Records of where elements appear
•••

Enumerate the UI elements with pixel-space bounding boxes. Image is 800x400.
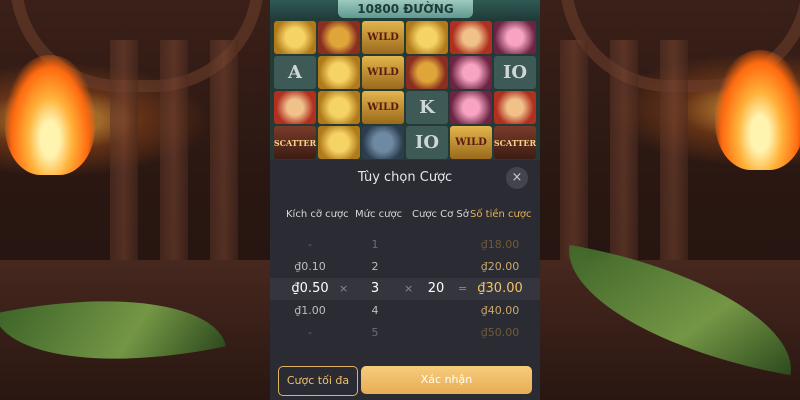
bet-size-value: ₫1.00 xyxy=(294,304,326,317)
bet-level-value: 2 xyxy=(371,260,379,273)
symbol-gold-mask xyxy=(318,91,360,124)
symbol-flower xyxy=(450,91,492,124)
equals-operator: = xyxy=(458,282,468,295)
bet-size-value: ₫0.50 xyxy=(291,281,329,296)
panel-title: Tùy chọn Cược xyxy=(357,170,453,185)
bet-level-value: 5 xyxy=(371,326,379,339)
bet-row-selected[interactable]: ₫0.50 × 3 × 20 = ₫30.00 xyxy=(270,278,540,300)
column-header-base-bet: Cược Cơ Sở xyxy=(412,209,469,220)
slot-reels: 10800 ĐƯỜNG WILD A WILD IO WILD K SCATTE… xyxy=(270,0,540,160)
bet-size-value: ₫0.10 xyxy=(294,260,326,273)
bet-options-panel: Tùy chọn Cược × Kích cỡ cược Mức cược Cư… xyxy=(270,160,540,400)
bet-row[interactable]: ₫0.10 2 ₫20.00 xyxy=(270,256,540,278)
symbol-gold-mask xyxy=(406,21,448,54)
symbol-wild: WILD xyxy=(362,91,404,124)
bet-amount-value: ₫40.00 xyxy=(480,304,520,317)
symbol-mask xyxy=(318,21,360,54)
torch-fire-right xyxy=(715,50,800,170)
torch-fire-left xyxy=(5,55,95,175)
symbol-letter: IO xyxy=(494,56,536,89)
ways-banner: 10800 ĐƯỜNG xyxy=(338,0,473,18)
bet-amount-value: ₫50.00 xyxy=(480,326,520,339)
symbol-wild: WILD xyxy=(450,126,492,159)
symbol-lady xyxy=(274,91,316,124)
confirm-button[interactable]: Xác nhận xyxy=(361,366,532,394)
symbol-grid: WILD A WILD IO WILD K SCATTER IO WILD SC… xyxy=(273,20,537,160)
wall-plank xyxy=(210,40,238,260)
bet-level-value: 1 xyxy=(371,238,379,251)
wall-plank xyxy=(110,40,138,260)
symbol-gold-mask xyxy=(274,21,316,54)
wall-plank xyxy=(660,40,688,260)
bet-level-value: 3 xyxy=(370,281,380,296)
symbol-stone-coin xyxy=(362,126,404,159)
base-bet-value: 20 xyxy=(427,281,445,296)
symbol-scatter: SCATTER xyxy=(274,126,316,159)
symbol-wild: WILD xyxy=(362,21,404,54)
multiply-operator: × xyxy=(339,282,349,295)
symbol-wild: WILD xyxy=(362,56,404,89)
bet-row[interactable]: - 1 ₫18.00 xyxy=(270,234,540,256)
column-header-bet-level: Mức cược xyxy=(355,209,403,220)
wall-plank xyxy=(160,40,188,260)
symbol-letter: K xyxy=(406,91,448,124)
bet-row[interactable]: ₫1.00 4 ₫40.00 xyxy=(270,300,540,322)
bet-size-value: - xyxy=(308,238,312,251)
wall-plank xyxy=(560,40,588,260)
wall-plank xyxy=(610,40,638,260)
bet-amount-value: ₫30.00 xyxy=(477,281,523,296)
multiply-operator: × xyxy=(404,282,414,295)
bet-amount-value: ₫18.00 xyxy=(480,238,520,251)
max-bet-button[interactable]: Cược tối đa xyxy=(278,366,358,396)
bet-amount-value: ₫20.00 xyxy=(480,260,520,273)
symbol-gold-mask xyxy=(318,56,360,89)
symbol-gold-mask xyxy=(318,126,360,159)
symbol-letter: IO xyxy=(406,126,448,159)
symbol-lady xyxy=(494,91,536,124)
bet-size-value: - xyxy=(308,326,312,339)
symbol-flower xyxy=(450,56,492,89)
symbol-flower xyxy=(494,21,536,54)
close-icon[interactable]: × xyxy=(506,167,528,189)
bet-wheel[interactable]: - 1 ₫18.00 ₫0.10 2 ₫20.00 ₫0.50 × 3 × 20… xyxy=(270,234,540,344)
symbol-letter: A xyxy=(274,56,316,89)
column-header-bet-amount: Số tiền cược xyxy=(470,209,532,220)
symbol-lady xyxy=(450,21,492,54)
symbol-scatter: SCATTER xyxy=(494,126,536,159)
column-header-bet-size: Kích cỡ cược xyxy=(286,209,349,220)
symbol-mask xyxy=(406,56,448,89)
bet-row[interactable]: - 5 ₫50.00 xyxy=(270,322,540,344)
bet-level-value: 4 xyxy=(371,304,379,317)
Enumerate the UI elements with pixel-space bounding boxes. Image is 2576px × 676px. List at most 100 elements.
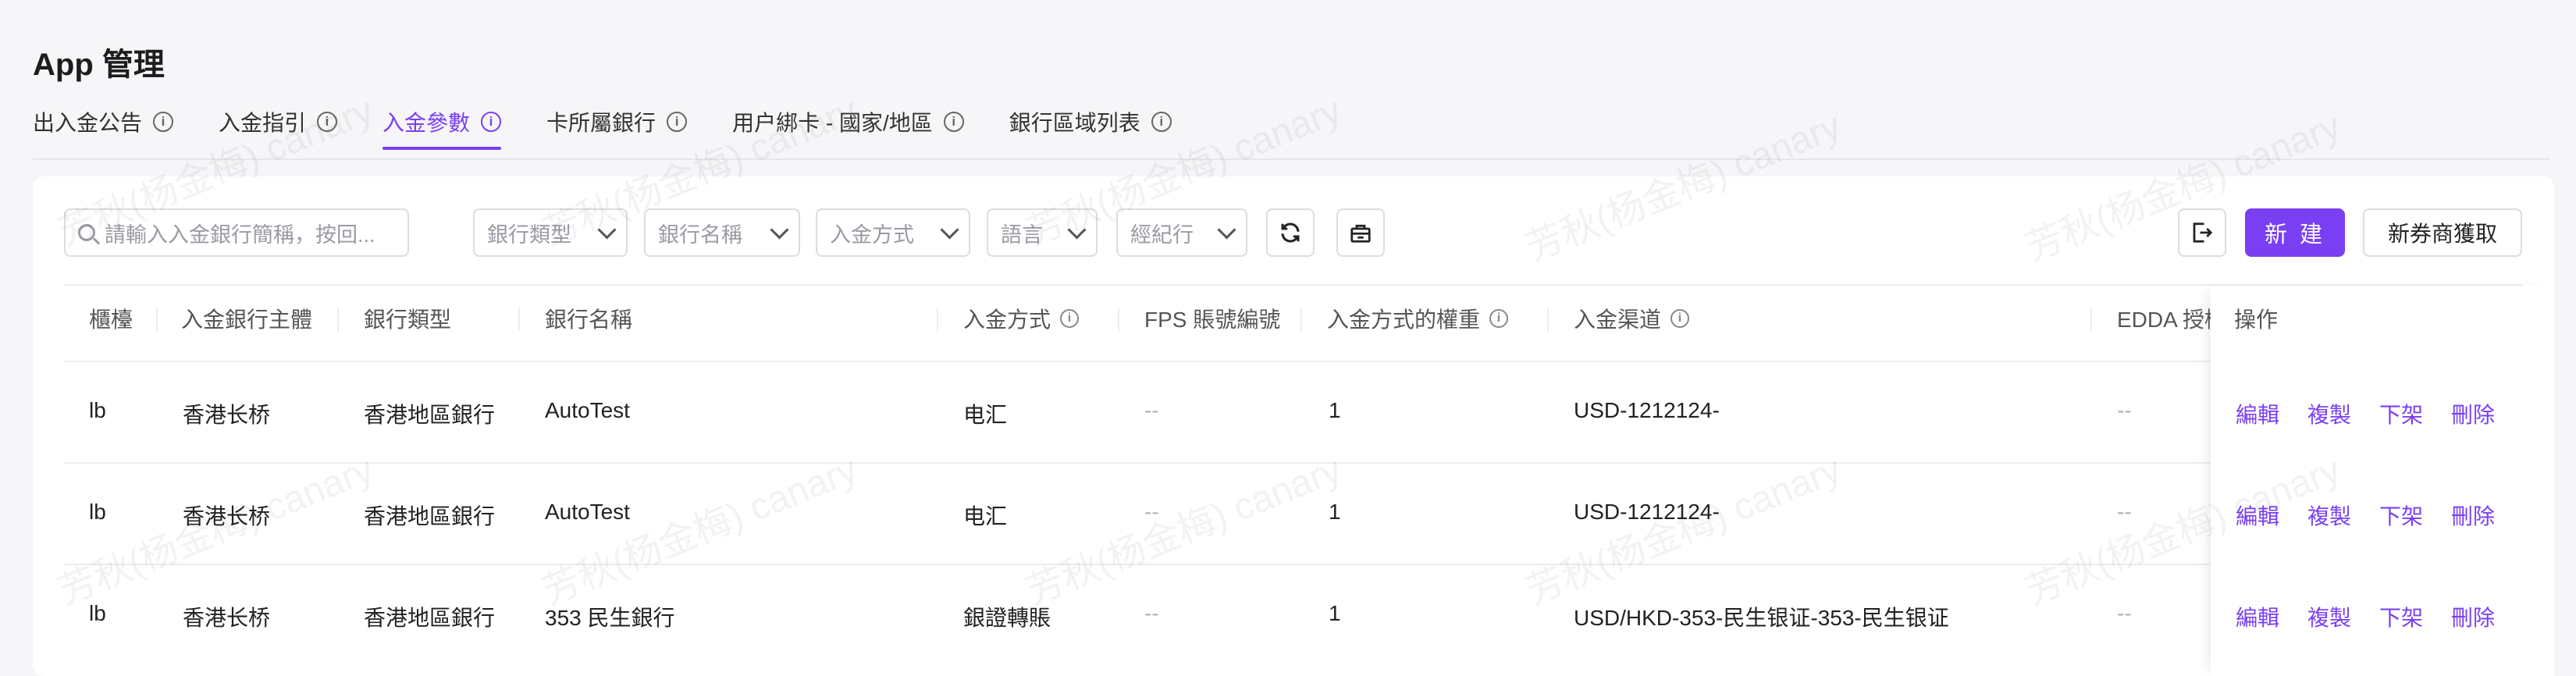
cell-fps: -- <box>1144 500 1159 524</box>
chevron-down-icon <box>597 219 617 240</box>
tab-label: 銀行區域列表 <box>1009 111 1140 135</box>
cell-method: 电汇 <box>963 504 1008 528</box>
cell-weight: 1 <box>1329 601 1341 625</box>
column-separator <box>1300 308 1302 331</box>
column-header-channel-label: 入金渠道 <box>1574 308 1662 332</box>
bank-type-select[interactable]: 銀行類型 <box>473 208 628 257</box>
info-icon[interactable]: i <box>943 112 964 132</box>
delete-link[interactable]: 刪除 <box>2451 398 2495 429</box>
broker-select[interactable]: 經紀行 <box>1116 208 1247 257</box>
unlist-link[interactable]: 下架 <box>2379 601 2423 632</box>
column-separator <box>937 308 938 331</box>
info-icon[interactable]: i <box>317 112 338 132</box>
cell-counter: lb <box>89 500 106 524</box>
cell-bank-name: AutoTest <box>545 398 630 422</box>
search-input[interactable]: 請輸入入金銀行簡稱，按回... <box>64 208 409 257</box>
tab-label: 卡所屬銀行 <box>546 111 656 135</box>
tab-label: 出入金公告 <box>33 111 143 135</box>
actions-column: 操作 編輯 複製 下架 刪除 編輯 複製 下架 刪除 編輯 複製 下架 刪除 <box>2211 286 2554 676</box>
column-header-counter: 櫃檯 <box>89 308 133 332</box>
edit-link[interactable]: 編輯 <box>2236 601 2279 632</box>
column-header-channel: 入金渠道 i <box>1574 295 1690 342</box>
search-icon <box>78 224 95 241</box>
basket-button[interactable] <box>1336 208 1385 257</box>
chevron-down-icon <box>1067 219 1087 240</box>
cell-bank-type: 香港地區銀行 <box>364 403 496 427</box>
column-header-bank-type: 銀行類型 <box>364 308 452 332</box>
delete-link[interactable]: 刪除 <box>2451 601 2495 632</box>
search-placeholder: 請輸入入金銀行簡稱，按回... <box>105 222 375 247</box>
tab-deposit-params[interactable]: 入金參數 i <box>382 103 502 150</box>
unlist-link[interactable]: 下架 <box>2379 500 2423 531</box>
tab-bar: 出入金公告 i 入金指引 i 入金參數 i 卡所屬銀行 i 用户綁卡 - 國家/地區 i … <box>33 103 1217 159</box>
broker-label: 經紀行 <box>1130 222 1194 247</box>
refresh-button[interactable] <box>1266 208 1315 257</box>
info-icon[interactable]: i <box>1060 309 1080 328</box>
refresh-icon <box>1281 222 1300 243</box>
row-divider <box>64 564 2523 565</box>
cell-fps: -- <box>1144 601 1159 625</box>
column-header-weight: 入金方式的權重 i <box>1327 295 1509 342</box>
main-card: 請輸入入金銀行簡稱，按回... 銀行類型 銀行名稱 入金方式 語言 經紀行 新 … <box>33 176 2554 676</box>
info-icon[interactable]: i <box>153 112 174 132</box>
chevron-down-icon <box>770 219 789 240</box>
cell-edda: -- <box>2117 601 2132 625</box>
new-button[interactable]: 新 建 <box>2245 208 2345 257</box>
tab-divider <box>33 158 2549 160</box>
language-select[interactable]: 語言 <box>987 208 1098 257</box>
tab-deposit-announcement[interactable]: 出入金公告 i <box>33 103 174 141</box>
tab-user-card-region[interactable]: 用户綁卡 - 國家/地區 i <box>732 103 964 141</box>
copy-link[interactable]: 複製 <box>2307 500 2351 531</box>
row-divider <box>64 462 2523 464</box>
bank-name-label: 銀行名稱 <box>658 222 742 247</box>
tab-bank-region-list[interactable]: 銀行區域列表 i <box>1009 103 1172 141</box>
copy-link[interactable]: 複製 <box>2307 601 2351 632</box>
header-divider <box>64 361 2523 362</box>
column-separator <box>1118 308 1119 331</box>
tab-deposit-guide[interactable]: 入金指引 i <box>219 103 338 141</box>
export-button[interactable] <box>2178 208 2226 257</box>
export-icon <box>2193 222 2213 243</box>
cell-fps: -- <box>1144 398 1159 422</box>
page-title: App 管理 <box>33 48 165 82</box>
deposit-method-select[interactable]: 入金方式 <box>816 208 970 257</box>
column-header-ops: 操作 <box>2234 308 2279 332</box>
bank-name-select[interactable]: 銀行名稱 <box>644 208 800 257</box>
column-separator <box>337 308 339 331</box>
cell-channel: USD/HKD-353-民生银证-353-民生银证 <box>1574 606 1949 630</box>
edit-link[interactable]: 編輯 <box>2236 398 2279 429</box>
cell-bank-name: 353 民生銀行 <box>545 606 675 630</box>
column-header-weight-label: 入金方式的權重 <box>1327 308 1481 332</box>
info-icon[interactable]: i <box>1489 309 1509 328</box>
cell-channel: USD-1212124- <box>1574 398 1720 422</box>
delete-link[interactable]: 刪除 <box>2451 500 2495 531</box>
cell-counter: lb <box>89 398 106 422</box>
fetch-broker-button[interactable]: 新券商獲取 <box>2363 208 2522 257</box>
chevron-down-icon <box>1217 219 1236 240</box>
table-top-divider <box>64 284 2523 286</box>
column-separator <box>518 308 520 331</box>
bank-type-label: 銀行類型 <box>487 222 571 247</box>
unlist-link[interactable]: 下架 <box>2379 398 2423 429</box>
column-separator <box>1547 308 1549 331</box>
info-icon[interactable]: i <box>1151 112 1172 132</box>
cell-channel: USD-1212124- <box>1574 500 1720 524</box>
info-icon[interactable]: i <box>667 112 688 132</box>
column-header-fps: FPS 賬號編號 <box>1144 308 1281 332</box>
info-icon[interactable]: i <box>1670 309 1690 328</box>
cell-bank-name: AutoTest <box>545 500 630 524</box>
chevron-down-icon <box>940 219 959 240</box>
cell-entity: 香港长桥 <box>183 504 271 528</box>
cell-entity: 香港长桥 <box>183 606 271 630</box>
copy-link[interactable]: 複製 <box>2307 398 2351 429</box>
edit-link[interactable]: 編輯 <box>2236 500 2279 531</box>
cell-bank-type: 香港地區銀行 <box>364 606 496 630</box>
cell-weight: 1 <box>1329 500 1341 524</box>
cell-bank-type: 香港地區銀行 <box>364 504 496 528</box>
column-header-entity: 入金銀行主體 <box>181 308 313 332</box>
column-separator <box>156 308 158 331</box>
info-icon[interactable]: i <box>481 112 502 132</box>
tab-card-bank[interactable]: 卡所屬銀行 i <box>546 103 688 141</box>
column-separator <box>2090 308 2092 331</box>
column-header-method: 入金方式 i <box>963 295 1080 342</box>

•••

• Objective
Begin at the line of the listing that has "cell-fps: -- <box>1144 500 1159 524</box>" and stop after the line that has "cell-counter: lb <box>89 500 106 524</box>". Give those lines again with "info-icon" changed to "help-icon" and everything else left as it is.

• Solution to this problem
cell-fps: -- <box>1144 500 1159 524</box>
chevron-down-icon <box>597 219 617 240</box>
tab-label: 銀行區域列表 <box>1009 111 1140 135</box>
cell-method: 电汇 <box>963 504 1008 528</box>
cell-weight: 1 <box>1329 601 1341 625</box>
column-separator <box>1300 308 1302 331</box>
column-header-channel-label: 入金渠道 <box>1574 308 1662 332</box>
bank-type-select[interactable]: 銀行類型 <box>473 208 628 257</box>
help-icon[interactable]: i <box>943 112 964 132</box>
delete-link[interactable]: 刪除 <box>2451 398 2495 429</box>
broker-select[interactable]: 經紀行 <box>1116 208 1247 257</box>
unlist-link[interactable]: 下架 <box>2379 601 2423 632</box>
column-separator <box>937 308 938 331</box>
help-icon[interactable]: i <box>317 112 338 132</box>
cell-counter: lb <box>89 500 106 524</box>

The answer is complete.